◆ DATA LINES
+ + +

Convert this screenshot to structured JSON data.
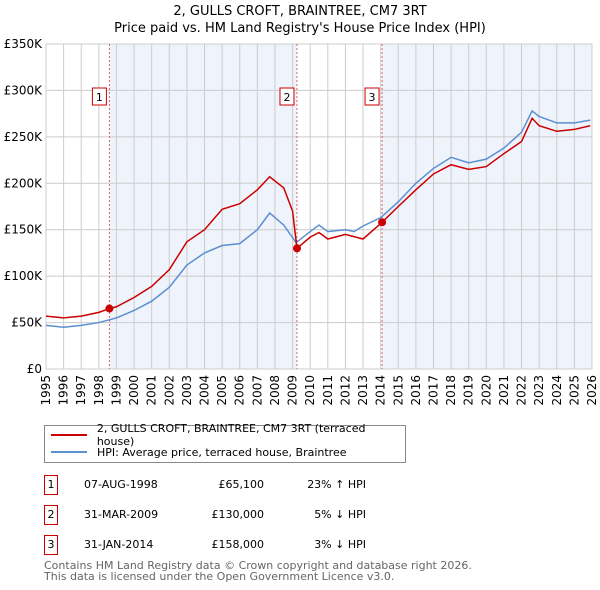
{
  "chart_data": {
    "type": "line",
    "title": "2, GULLS CROFT, BRAINTREE, CM7 3RT",
    "subtitle": "Price paid vs. HM Land Registry's House Price Index (HPI)",
    "xlim": [
      1995,
      2026
    ],
    "ylim": [
      0,
      350000
    ],
    "yticks": [
      {
        "v": 0,
        "label": "£0"
      },
      {
        "v": 50000,
        "label": "£50K"
      },
      {
        "v": 100000,
        "label": "£100K"
      },
      {
        "v": 150000,
        "label": "£150K"
      },
      {
        "v": 200000,
        "label": "£200K"
      },
      {
        "v": 250000,
        "label": "£250K"
      },
      {
        "v": 300000,
        "label": "£300K"
      },
      {
        "v": 350000,
        "label": "£350K"
      }
    ],
    "xticks": [
      "1995",
      "1996",
      "1997",
      "1998",
      "1999",
      "2000",
      "2001",
      "2002",
      "2003",
      "2004",
      "2005",
      "2006",
      "2007",
      "2008",
      "2009",
      "2010",
      "2011",
      "2012",
      "2013",
      "2014",
      "2015",
      "2016",
      "2017",
      "2018",
      "2019",
      "2020",
      "2021",
      "2022",
      "2023",
      "2024",
      "2025",
      "2026"
    ],
    "series": [
      {
        "name": "2, GULLS CROFT, BRAINTREE, CM7 3RT (terraced house)",
        "color": "#cc0000",
        "x": [
          1995,
          1996,
          1997,
          1998,
          1998.6,
          1999,
          2000,
          2001,
          2002,
          2003,
          2004,
          2005,
          2006,
          2007,
          2007.7,
          2008.5,
          2009.0,
          2009.25,
          2010,
          2010.5,
          2011,
          2012,
          2013,
          2014.08,
          2015,
          2016,
          2017,
          2018,
          2019,
          2020,
          2021,
          2022,
          2022.6,
          2023,
          2024,
          2025,
          2025.9
        ],
        "y": [
          57,
          55,
          57,
          61,
          65.1,
          67,
          77,
          89,
          107,
          137,
          150,
          172,
          178,
          193,
          207,
          195,
          170,
          130,
          142,
          147,
          140,
          145,
          140,
          158,
          175,
          193,
          210,
          220,
          215,
          218,
          232,
          245,
          270,
          262,
          256,
          258,
          262
        ]
      },
      {
        "name": "HPI: Average price, terraced house, Braintree",
        "color": "#5b8fd0",
        "x": [
          1995,
          1996,
          1997,
          1998,
          1999,
          2000,
          2001,
          2002,
          2003,
          2004,
          2005,
          2006,
          2007,
          2007.7,
          2008.5,
          2009.2,
          2010,
          2010.5,
          2011,
          2012,
          2012.5,
          2013,
          2014,
          2015,
          2016,
          2017,
          2018,
          2019,
          2020,
          2021,
          2022,
          2022.6,
          2023,
          2024,
          2025,
          2025.9
        ],
        "y": [
          47,
          45,
          47,
          50,
          55,
          63,
          73,
          88,
          112,
          125,
          133,
          135,
          150,
          168,
          155,
          136,
          148,
          155,
          148,
          150,
          148,
          154,
          163,
          180,
          200,
          216,
          228,
          222,
          226,
          238,
          255,
          278,
          272,
          265,
          265,
          268
        ]
      }
    ],
    "y_units": "thousands GBP",
    "sales": [
      {
        "n": "1",
        "x": 1998.6,
        "y": 65.1
      },
      {
        "n": "2",
        "x": 2009.25,
        "y": 130
      },
      {
        "n": "3",
        "x": 2014.08,
        "y": 158
      }
    ]
  },
  "legend": [
    "2, GULLS CROFT, BRAINTREE, CM7 3RT (terraced house)",
    "HPI: Average price, terraced house, Braintree"
  ],
  "transactions": [
    {
      "n": "1",
      "date": "07-AUG-1998",
      "price": "£65,100",
      "hpi": "23% ↑ HPI"
    },
    {
      "n": "2",
      "date": "31-MAR-2009",
      "price": "£130,000",
      "hpi": "5% ↓ HPI"
    },
    {
      "n": "3",
      "date": "31-JAN-2014",
      "price": "£158,000",
      "hpi": "3% ↓ HPI"
    }
  ],
  "footer": [
    "Contains HM Land Registry data © Crown copyright and database right 2026.",
    "This data is licensed under the Open Government Licence v3.0."
  ]
}
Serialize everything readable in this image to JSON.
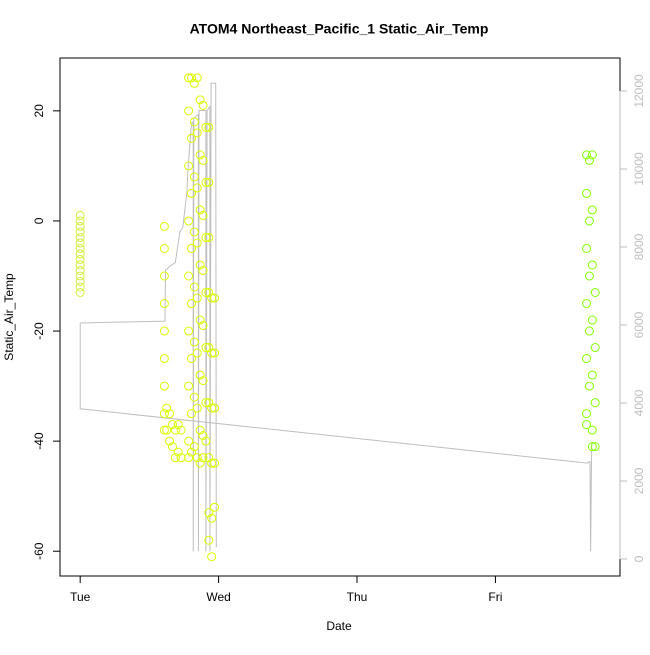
{
  "chart_data": {
    "type": "scatter",
    "title": "ATOM4 Northeast_Pacific_1 Static_Air_Temp",
    "x_label": "Date",
    "y_label": "Static_Air_Temp",
    "xlim": [
      -3.5,
      93.6
    ],
    "xticks": [
      {
        "value": 0,
        "label": "Tue"
      },
      {
        "value": 24,
        "label": "Wed"
      },
      {
        "value": 48,
        "label": "Thu"
      },
      {
        "value": 72,
        "label": "Fri"
      }
    ],
    "ylim": [
      -64.5,
      29.6
    ],
    "yticks": [
      -60,
      -40,
      -20,
      0,
      20
    ],
    "y2lim": [
      -436,
      12846
    ],
    "y2ticks": [
      0,
      2000,
      4000,
      6000,
      8000,
      10000,
      12000
    ],
    "y2_color": "#bebebe",
    "series": [
      {
        "color": "#d2ee3c",
        "x": [
          0,
          0,
          0,
          0,
          0,
          0,
          0,
          0,
          0,
          0,
          0,
          0,
          0,
          0,
          0
        ],
        "values": [
          1,
          0,
          -1,
          -2,
          -3,
          -4,
          -5,
          -6,
          -7,
          -8,
          -9,
          -10,
          -11,
          -12,
          -13
        ]
      },
      {
        "color": "#dcff00",
        "x": [
          14.6,
          14.6,
          14.6,
          14.6,
          14.6,
          14.6,
          14.6,
          14.6,
          14.6,
          15,
          15,
          15.5,
          15.5,
          16,
          16,
          16.5,
          16.5,
          17,
          17,
          17.5,
          17.5,
          18.8,
          18.8,
          18.8,
          18.8,
          18.8,
          18.8,
          18.8,
          18.8,
          18.8,
          19.3,
          19.3,
          19.3,
          19.3,
          19.3,
          19.3,
          19.3,
          19.3,
          19.8,
          19.8,
          19.8,
          19.8,
          19.8,
          19.8,
          19.8,
          19.8,
          20.3,
          20.3,
          20.3,
          20.3,
          20.3,
          20.3,
          20.3,
          20.3,
          20.8,
          20.8,
          20.8,
          20.8,
          20.8,
          20.8,
          20.8,
          20.8,
          21.3,
          21.3,
          21.3,
          21.3,
          21.3,
          21.3,
          21.3,
          21.3,
          21.8,
          21.8,
          21.8,
          21.8,
          21.8,
          21.8,
          21.8,
          22.3,
          22.3,
          22.3,
          22.3,
          22.3,
          22.3,
          22.3,
          22.3,
          22.3,
          22.8,
          22.8,
          22.8,
          22.8,
          22.8,
          22.8,
          23.3,
          23.3,
          23.3,
          23.3,
          23.3
        ],
        "values": [
          -1,
          -5,
          -10,
          -15,
          -20,
          -25,
          -30,
          -35,
          -38,
          -34,
          -38,
          -35,
          -40,
          -37,
          -41,
          -38,
          -43,
          -37,
          -42,
          -38,
          -43,
          26,
          20,
          10,
          0,
          -10,
          -20,
          -30,
          -40,
          -43,
          26,
          15,
          5,
          -5,
          -15,
          -25,
          -35,
          -42,
          25,
          18,
          8,
          -2,
          -12,
          -22,
          -32,
          -41,
          26,
          16,
          6,
          -4,
          -14,
          -24,
          -34,
          -43,
          22,
          12,
          2,
          -8,
          -18,
          -28,
          -38,
          -44,
          21,
          11,
          1,
          -9,
          -19,
          -29,
          -39,
          -43,
          17,
          7,
          -3,
          -13,
          -23,
          -33,
          -40,
          17,
          7,
          -3,
          -13,
          -23,
          -33,
          -43,
          -53,
          -58,
          -14,
          -24,
          -34,
          -44,
          -54,
          -61,
          -14,
          -24,
          -34,
          -44,
          -52
        ]
      },
      {
        "color": "#84ff00",
        "x": [
          87.8,
          87.8,
          87.8,
          87.8,
          87.8,
          87.8,
          87.8,
          88.3,
          88.3,
          88.3,
          88.3,
          88.3,
          88.8,
          88.8,
          88.8,
          88.8,
          88.8,
          88.8,
          88.8,
          89.3,
          89.3,
          89.3,
          89.3
        ],
        "values": [
          12,
          5,
          -5,
          -15,
          -25,
          -35,
          -37,
          11,
          0,
          -10,
          -20,
          -30,
          12,
          2,
          -8,
          -18,
          -28,
          -38,
          -41,
          -13,
          -23,
          -33,
          -41
        ]
      },
      {
        "color": "#bebebe",
        "axis": "y2",
        "line": true,
        "x": [
          0,
          14.7,
          14.8,
          15.5,
          16.5,
          17.3,
          17.8,
          18.5,
          18.7,
          19.2,
          19.4,
          19.6,
          19.6,
          19.7,
          20.5,
          20.5,
          20.6,
          21.8,
          21.8,
          22.0,
          22.5,
          22.5,
          22.7,
          23.5,
          23.6,
          null,
          0,
          0,
          87.9,
          88.4,
          88.5,
          88.7
        ],
        "values": [
          6050,
          6100,
          7400,
          7500,
          7600,
          8400,
          8500,
          9400,
          10000,
          11000,
          11200,
          11200,
          200,
          11300,
          11400,
          200,
          11500,
          11500,
          200,
          11500,
          11600,
          200,
          12200,
          12200,
          300,
          null,
          6050,
          3850,
          2460,
          2500,
          200,
          3000
        ]
      }
    ]
  }
}
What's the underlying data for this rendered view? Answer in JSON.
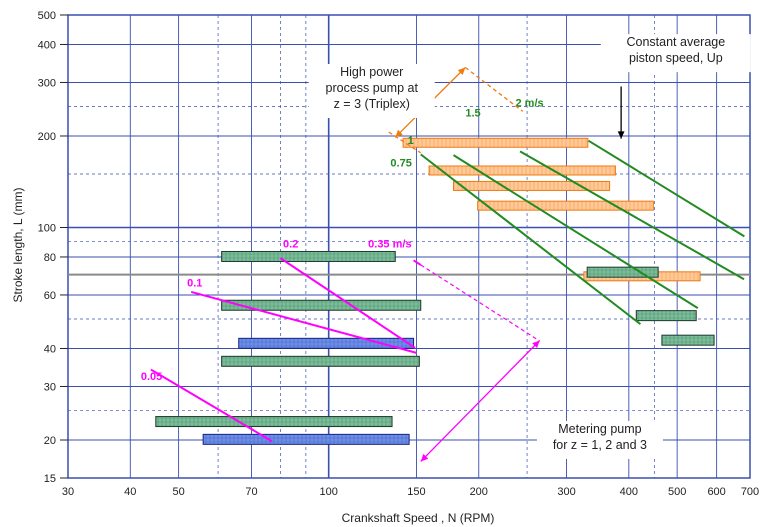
{
  "chart_data": {
    "type": "scatter",
    "xlabel": "Crankshaft Speed , N (RPM)",
    "ylabel": "Stroke length, L (mm)",
    "xscale": "log",
    "yscale": "log",
    "xlim": [
      30,
      700
    ],
    "ylim": [
      15,
      500
    ],
    "xticks": [
      {
        "v": 30,
        "label": "30"
      },
      {
        "v": 40,
        "label": "40"
      },
      {
        "v": 50,
        "label": "50"
      },
      {
        "v": 70,
        "label": "70"
      },
      {
        "v": 100,
        "label": "100"
      },
      {
        "v": 150,
        "label": "150"
      },
      {
        "v": 200,
        "label": "200"
      },
      {
        "v": 300,
        "label": "300"
      },
      {
        "v": 400,
        "label": "400"
      },
      {
        "v": 500,
        "label": "500"
      },
      {
        "v": 600,
        "label": "600"
      },
      {
        "v": 700,
        "label": "700"
      }
    ],
    "yticks": [
      {
        "v": 15,
        "label": "15"
      },
      {
        "v": 20,
        "label": "20"
      },
      {
        "v": 30,
        "label": "30"
      },
      {
        "v": 40,
        "label": "40"
      },
      {
        "v": 60,
        "label": "60"
      },
      {
        "v": 80,
        "label": "80"
      },
      {
        "v": 100,
        "label": "100"
      },
      {
        "v": 200,
        "label": "200"
      },
      {
        "v": 300,
        "label": "300"
      },
      {
        "v": 400,
        "label": "400"
      },
      {
        "v": 500,
        "label": "500"
      }
    ],
    "grid": true,
    "bars": [
      {
        "group": "green",
        "x0": 61,
        "x1": 136,
        "y": 80.3
      },
      {
        "group": "green",
        "x0": 61,
        "x1": 153,
        "y": 55.5
      },
      {
        "group": "green",
        "x0": 61,
        "x1": 152,
        "y": 36.3
      },
      {
        "group": "blue",
        "x0": 66,
        "x1": 148,
        "y": 41.6
      },
      {
        "group": "green",
        "x0": 45,
        "x1": 134,
        "y": 23.0
      },
      {
        "group": "blue",
        "x0": 56,
        "x1": 145,
        "y": 20.1
      },
      {
        "group": "orange",
        "x0": 141,
        "x1": 331,
        "y": 190
      },
      {
        "group": "orange",
        "x0": 159,
        "x1": 376,
        "y": 154
      },
      {
        "group": "orange",
        "x0": 178,
        "x1": 366,
        "y": 137
      },
      {
        "group": "orange",
        "x0": 199,
        "x1": 448,
        "y": 118
      },
      {
        "group": "orange",
        "x0": 325,
        "x1": 556,
        "y": 69.1
      },
      {
        "group": "green",
        "x0": 330,
        "x1": 458,
        "y": 71.3
      },
      {
        "group": "green",
        "x0": 414,
        "x1": 546,
        "y": 51.3
      },
      {
        "group": "green",
        "x0": 466,
        "x1": 593,
        "y": 42.6
      }
    ],
    "speed_lines": [
      {
        "label": "0.05",
        "color": "#ff00ff",
        "x0": 44,
        "y0": 34.1,
        "x1": 77,
        "y1": 19.8,
        "lx": 42,
        "ly": 31.5
      },
      {
        "label": "0.1",
        "color": "#ff00ff",
        "x0": 53,
        "y0": 61.4,
        "x1": 150,
        "y1": 38.7,
        "lx": 52,
        "ly": 64
      },
      {
        "label": "0.2",
        "color": "#ff00ff",
        "x0": 80,
        "y0": 79.3,
        "x1": 149,
        "y1": 40.2,
        "lx": 81,
        "ly": 86
      },
      {
        "label": "0.35 m/s",
        "color": "#ff00ff",
        "x0": 148,
        "y0": 78.0,
        "x1": 264,
        "y1": 42.5,
        "lx": 120,
        "ly": 86,
        "dashed_from_x": 153
      },
      {
        "label": "0.75",
        "color": "#228b22",
        "x0": 153,
        "y0": 174,
        "x1": 422,
        "y1": 48.1,
        "lx": 133,
        "ly": 159
      },
      {
        "label": "1",
        "color": "#228b22",
        "x0": 178,
        "y0": 173,
        "x1": 550,
        "y1": 54.3,
        "lx": 144,
        "ly": 188
      },
      {
        "label": "1.5",
        "color": "#228b22",
        "x0": 242,
        "y0": 178,
        "x1": 681,
        "y1": 67.6,
        "lx": 188,
        "ly": 232
      },
      {
        "label": "2 m/s",
        "color": "#228b22",
        "x0": 332,
        "y0": 193,
        "x1": 682,
        "y1": 93.5,
        "lx": 237,
        "ly": 250
      }
    ],
    "annotations": [
      {
        "lines": [
          "High power",
          "process pump at",
          "z = 3 (Triplex)"
        ],
        "x": 122,
        "y": 315
      },
      {
        "lines": [
          "Constant average",
          "piston speed, Up"
        ],
        "x": 497,
        "y": 395
      },
      {
        "lines": [
          "Metering pump",
          "for z = 1, 2 and 3"
        ],
        "x": 350,
        "y": 21.1
      }
    ],
    "colors": {
      "green_fill": "#79bf9a",
      "blue_fill": "#6a8ff0",
      "orange_fill": "#ffc894",
      "orange_stroke": "#f07b10",
      "grid": "#3a4fb0",
      "pink": "#ff00ff",
      "dark_green": "#228b22"
    }
  }
}
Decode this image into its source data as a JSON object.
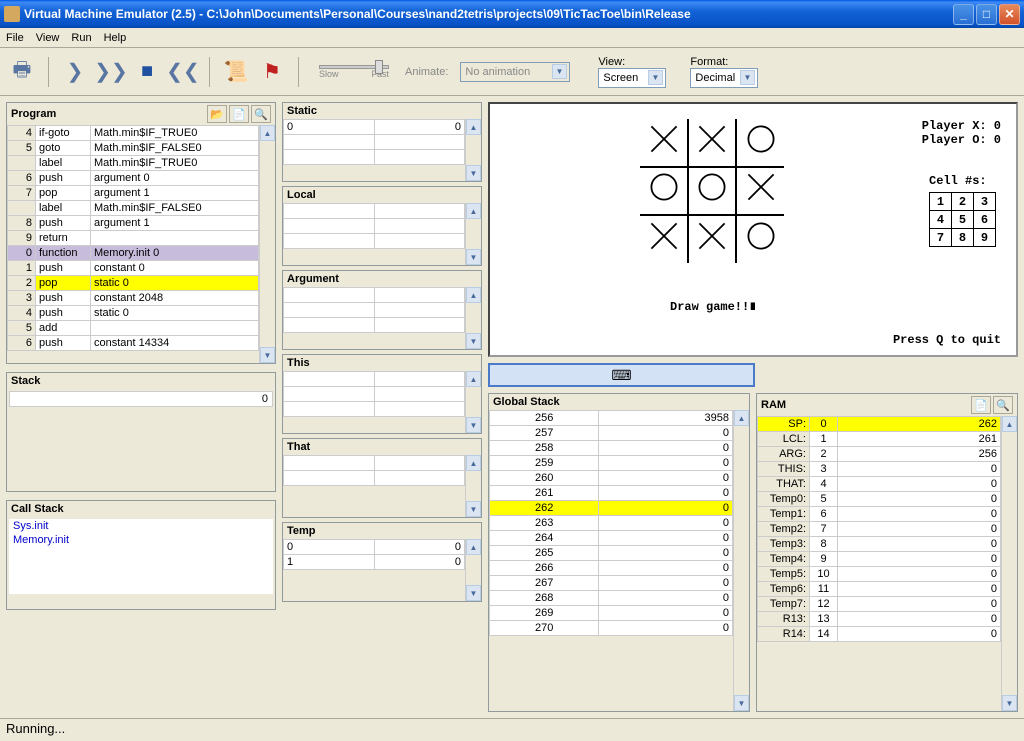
{
  "title": "Virtual Machine Emulator (2.5) - C:\\John\\Documents\\Personal\\Courses\\nand2tetris\\projects\\09\\TicTacToe\\bin\\Release",
  "menu": {
    "file": "File",
    "view": "View",
    "run": "Run",
    "help": "Help"
  },
  "toolbar": {
    "animate_label": "Animate:",
    "animate_value": "No animation",
    "view_label": "View:",
    "view_value": "Screen",
    "format_label": "Format:",
    "format_value": "Decimal",
    "slow": "Slow",
    "fast": "Fast"
  },
  "program": {
    "label": "Program",
    "rows": [
      {
        "n": "4",
        "op": "if-goto",
        "arg": "Math.min$IF_TRUE0",
        "hl": ""
      },
      {
        "n": "5",
        "op": "goto",
        "arg": "Math.min$IF_FALSE0",
        "hl": ""
      },
      {
        "n": "",
        "op": "label",
        "arg": "Math.min$IF_TRUE0",
        "hl": ""
      },
      {
        "n": "6",
        "op": "push",
        "arg": "argument 0",
        "hl": ""
      },
      {
        "n": "7",
        "op": "pop",
        "arg": "argument 1",
        "hl": ""
      },
      {
        "n": "",
        "op": "label",
        "arg": "Math.min$IF_FALSE0",
        "hl": ""
      },
      {
        "n": "8",
        "op": "push",
        "arg": "argument 1",
        "hl": ""
      },
      {
        "n": "9",
        "op": "return",
        "arg": "",
        "hl": ""
      },
      {
        "n": "0",
        "op": "function",
        "arg": "Memory.init 0",
        "hl": "purple"
      },
      {
        "n": "1",
        "op": "push",
        "arg": "constant 0",
        "hl": ""
      },
      {
        "n": "2",
        "op": "pop",
        "arg": "static 0",
        "hl": "yellow"
      },
      {
        "n": "3",
        "op": "push",
        "arg": "constant 2048",
        "hl": ""
      },
      {
        "n": "4",
        "op": "push",
        "arg": "static 0",
        "hl": ""
      },
      {
        "n": "5",
        "op": "add",
        "arg": "",
        "hl": ""
      },
      {
        "n": "6",
        "op": "push",
        "arg": "constant 14334",
        "hl": ""
      }
    ]
  },
  "stack": {
    "label": "Stack",
    "value": "0"
  },
  "callstack": {
    "label": "Call Stack",
    "items": [
      "Sys.init",
      "Memory.init"
    ]
  },
  "segments": {
    "static": {
      "label": "Static",
      "rows": [
        [
          "0",
          "0"
        ],
        [
          "",
          ""
        ],
        [
          "",
          ""
        ]
      ]
    },
    "local": {
      "label": "Local",
      "rows": [
        [
          "",
          ""
        ],
        [
          "",
          ""
        ],
        [
          "",
          ""
        ]
      ]
    },
    "argument": {
      "label": "Argument",
      "rows": [
        [
          "",
          ""
        ],
        [
          "",
          ""
        ],
        [
          "",
          ""
        ]
      ]
    },
    "this": {
      "label": "This",
      "rows": [
        [
          "",
          ""
        ],
        [
          "",
          ""
        ],
        [
          "",
          ""
        ]
      ]
    },
    "that": {
      "label": "That",
      "rows": [
        [
          "",
          ""
        ],
        [
          "",
          ""
        ]
      ]
    },
    "temp": {
      "label": "Temp",
      "rows": [
        [
          "0",
          "0"
        ],
        [
          "1",
          "0"
        ]
      ]
    }
  },
  "screen": {
    "playerX": "Player X: 0",
    "playerO": "Player O: 0",
    "cellnums_label": "Cell #s:",
    "cells": [
      [
        "1",
        "2",
        "3"
      ],
      [
        "4",
        "5",
        "6"
      ],
      [
        "7",
        "8",
        "9"
      ]
    ],
    "board": [
      [
        "X",
        "X",
        "O"
      ],
      [
        "O",
        "O",
        "X"
      ],
      [
        "X",
        "X",
        "O"
      ]
    ],
    "msg": "Draw game!!∎",
    "quit": "Press Q to quit"
  },
  "globalstack": {
    "label": "Global Stack",
    "rows": [
      {
        "addr": "256",
        "val": "3958",
        "hl": ""
      },
      {
        "addr": "257",
        "val": "0",
        "hl": ""
      },
      {
        "addr": "258",
        "val": "0",
        "hl": ""
      },
      {
        "addr": "259",
        "val": "0",
        "hl": ""
      },
      {
        "addr": "260",
        "val": "0",
        "hl": ""
      },
      {
        "addr": "261",
        "val": "0",
        "hl": ""
      },
      {
        "addr": "262",
        "val": "0",
        "hl": "yellow"
      },
      {
        "addr": "263",
        "val": "0",
        "hl": ""
      },
      {
        "addr": "264",
        "val": "0",
        "hl": ""
      },
      {
        "addr": "265",
        "val": "0",
        "hl": ""
      },
      {
        "addr": "266",
        "val": "0",
        "hl": ""
      },
      {
        "addr": "267",
        "val": "0",
        "hl": ""
      },
      {
        "addr": "268",
        "val": "0",
        "hl": ""
      },
      {
        "addr": "269",
        "val": "0",
        "hl": ""
      },
      {
        "addr": "270",
        "val": "0",
        "hl": ""
      }
    ]
  },
  "ram": {
    "label": "RAM",
    "rows": [
      {
        "lbl": "SP:",
        "addr": "0",
        "val": "262",
        "hl": "yellow"
      },
      {
        "lbl": "LCL:",
        "addr": "1",
        "val": "261",
        "hl": ""
      },
      {
        "lbl": "ARG:",
        "addr": "2",
        "val": "256",
        "hl": ""
      },
      {
        "lbl": "THIS:",
        "addr": "3",
        "val": "0",
        "hl": ""
      },
      {
        "lbl": "THAT:",
        "addr": "4",
        "val": "0",
        "hl": ""
      },
      {
        "lbl": "Temp0:",
        "addr": "5",
        "val": "0",
        "hl": ""
      },
      {
        "lbl": "Temp1:",
        "addr": "6",
        "val": "0",
        "hl": ""
      },
      {
        "lbl": "Temp2:",
        "addr": "7",
        "val": "0",
        "hl": ""
      },
      {
        "lbl": "Temp3:",
        "addr": "8",
        "val": "0",
        "hl": ""
      },
      {
        "lbl": "Temp4:",
        "addr": "9",
        "val": "0",
        "hl": ""
      },
      {
        "lbl": "Temp5:",
        "addr": "10",
        "val": "0",
        "hl": ""
      },
      {
        "lbl": "Temp6:",
        "addr": "11",
        "val": "0",
        "hl": ""
      },
      {
        "lbl": "Temp7:",
        "addr": "12",
        "val": "0",
        "hl": ""
      },
      {
        "lbl": "R13:",
        "addr": "13",
        "val": "0",
        "hl": ""
      },
      {
        "lbl": "R14:",
        "addr": "14",
        "val": "0",
        "hl": ""
      }
    ]
  },
  "status": "Running..."
}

+ + +

◆ EXERCISE
Looking at the material above, count the lines containing the string "JSON" and reply with the count alone.

◆ PROBLEM SOLUTION
4